* TEXT TO READ:
_ _ _ _ _ _ _
UNITED STATES

SECURITIES AND EXCHANGE COMMISSION

Washington, D.C. 20549

FORM 10-K/A

 

Amendment No. 2

 

ý ANNUAL REPORT PURSUANT TO SECTION 13 OR 15 (d) OF THE SECURITIES

EXCHANGE ACT OF 1934

 

For the fiscal year ended November 27, 2004

 

Commission file number: 0-18926

 

INNOVO GROUP INC.

(Exact name of registrant as specified in its charter)

 

Delaware

 

11-2928178

(State or other jurisdiction of

 

(I.R.S. Employer Identification No.)

incorporation or organization)

 

 

 

5804 East Slauson Avenue, Commerce, California 90040

(Address of principal executive offices, including zip code)

 

Registrant’s telephone number, including area code: (323) 725-5516

 

Securities registered pursuant to Section 12 (b) of the Act: NONE

 

Securities registered pursuant to Section 12 (g) of the Act:

Common Stock, $.10 par value (Title of Class)

 

Indicate by check mark whether the registrant (1) has filed all reports required to be filed by Section 13 or 15(d) of the Securities Exchange Act of 1934 during the preceding 12 months (or for such shorter period that the registrant was required to file such reports), and (2) has been subject to such filing requirements for the past 90 days. Yes ý No o

 

Indicate by check mark if disclosure of delinquent filers pursuant to Item 405 of Regulation S-K is not contained herein, and will not be contained, to the best of registrant’s knowledge, in definitive proxy or information statements incorporated by reference in Part III of this Form 10-K or any amendment to this Form 10-K. o

 

Indicate by check mark whether the registrant is an accelerated filer (as defined by Rule 12b-2 of the Act.) Yes o No ý

 

The aggregate market value of the voting and non-voting common stock held by non-affiliates of the registrant based on the closing price of the registrant’s common stock on the Nasdaq Stock Market, Inc. as of May 28, 2004, was approximately $25,901,000.

 

The number of shares of the registrant’s common stock outstanding as of April 20, 2005 was 31,837,810.

 

Documents incorporated by reference: None.
_ _ _ _ _ _ _
* DATA LINES:
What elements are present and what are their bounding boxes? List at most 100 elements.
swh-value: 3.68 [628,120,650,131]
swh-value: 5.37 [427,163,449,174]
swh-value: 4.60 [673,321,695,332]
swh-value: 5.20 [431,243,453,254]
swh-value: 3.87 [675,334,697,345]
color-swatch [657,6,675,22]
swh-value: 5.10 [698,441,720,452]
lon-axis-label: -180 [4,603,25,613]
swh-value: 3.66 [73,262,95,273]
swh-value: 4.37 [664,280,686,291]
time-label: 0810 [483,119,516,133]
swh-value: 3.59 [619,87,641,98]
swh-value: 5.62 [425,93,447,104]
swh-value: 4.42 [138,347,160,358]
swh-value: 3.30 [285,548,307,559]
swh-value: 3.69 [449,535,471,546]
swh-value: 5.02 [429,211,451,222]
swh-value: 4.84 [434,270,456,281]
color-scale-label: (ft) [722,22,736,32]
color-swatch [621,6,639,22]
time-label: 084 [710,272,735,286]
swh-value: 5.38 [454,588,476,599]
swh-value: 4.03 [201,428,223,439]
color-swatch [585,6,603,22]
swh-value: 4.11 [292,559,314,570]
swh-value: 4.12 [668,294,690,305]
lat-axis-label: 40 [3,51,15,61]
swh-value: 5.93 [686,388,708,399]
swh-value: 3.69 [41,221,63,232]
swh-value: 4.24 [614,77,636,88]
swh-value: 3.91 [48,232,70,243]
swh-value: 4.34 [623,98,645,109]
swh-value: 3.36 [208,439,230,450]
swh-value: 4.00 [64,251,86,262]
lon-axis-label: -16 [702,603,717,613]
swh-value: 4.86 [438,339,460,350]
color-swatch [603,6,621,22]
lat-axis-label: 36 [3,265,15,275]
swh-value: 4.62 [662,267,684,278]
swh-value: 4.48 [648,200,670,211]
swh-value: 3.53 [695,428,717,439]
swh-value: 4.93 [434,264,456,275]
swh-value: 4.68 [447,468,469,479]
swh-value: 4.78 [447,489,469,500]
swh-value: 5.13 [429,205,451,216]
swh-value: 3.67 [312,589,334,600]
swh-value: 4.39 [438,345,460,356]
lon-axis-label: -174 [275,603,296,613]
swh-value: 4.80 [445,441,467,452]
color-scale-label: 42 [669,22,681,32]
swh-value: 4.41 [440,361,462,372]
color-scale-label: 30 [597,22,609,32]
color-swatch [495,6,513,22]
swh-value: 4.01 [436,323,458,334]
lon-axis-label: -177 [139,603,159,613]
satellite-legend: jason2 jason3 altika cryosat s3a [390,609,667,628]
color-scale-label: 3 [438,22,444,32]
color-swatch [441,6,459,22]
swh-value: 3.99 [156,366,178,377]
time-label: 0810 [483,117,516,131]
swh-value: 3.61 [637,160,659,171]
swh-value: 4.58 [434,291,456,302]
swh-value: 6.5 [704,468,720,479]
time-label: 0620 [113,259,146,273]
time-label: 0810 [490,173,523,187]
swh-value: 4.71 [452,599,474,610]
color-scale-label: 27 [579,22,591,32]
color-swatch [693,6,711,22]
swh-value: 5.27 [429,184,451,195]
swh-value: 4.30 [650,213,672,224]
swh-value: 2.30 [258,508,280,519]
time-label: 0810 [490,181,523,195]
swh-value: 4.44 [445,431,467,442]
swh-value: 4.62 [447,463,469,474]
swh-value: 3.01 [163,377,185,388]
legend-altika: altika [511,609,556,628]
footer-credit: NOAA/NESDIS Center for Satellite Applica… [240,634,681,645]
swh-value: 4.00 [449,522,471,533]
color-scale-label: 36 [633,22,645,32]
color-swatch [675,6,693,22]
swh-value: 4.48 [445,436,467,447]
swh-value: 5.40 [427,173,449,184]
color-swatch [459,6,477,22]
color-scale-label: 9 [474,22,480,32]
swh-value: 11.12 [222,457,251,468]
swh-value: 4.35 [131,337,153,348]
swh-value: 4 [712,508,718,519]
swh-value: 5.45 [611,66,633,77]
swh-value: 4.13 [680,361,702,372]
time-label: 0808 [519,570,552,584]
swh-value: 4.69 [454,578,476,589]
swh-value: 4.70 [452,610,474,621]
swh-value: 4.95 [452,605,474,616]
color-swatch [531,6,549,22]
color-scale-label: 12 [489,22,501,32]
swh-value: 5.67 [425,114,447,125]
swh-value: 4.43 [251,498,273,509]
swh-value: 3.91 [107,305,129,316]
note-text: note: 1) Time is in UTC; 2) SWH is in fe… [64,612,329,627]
_ _ _ _ _ _ _
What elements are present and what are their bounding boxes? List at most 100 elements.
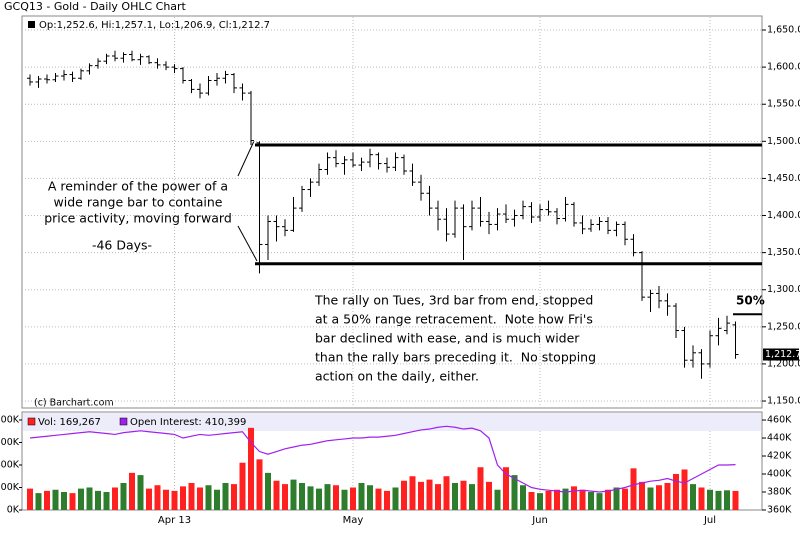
_ _ _ _ _ _ _
* TO DO:
In the Innovo Group annual report cover page, how many shares of common stock were outstanding as of April 20, 2005?

* EXERCISE SOLUTION:
31,837,810 shares.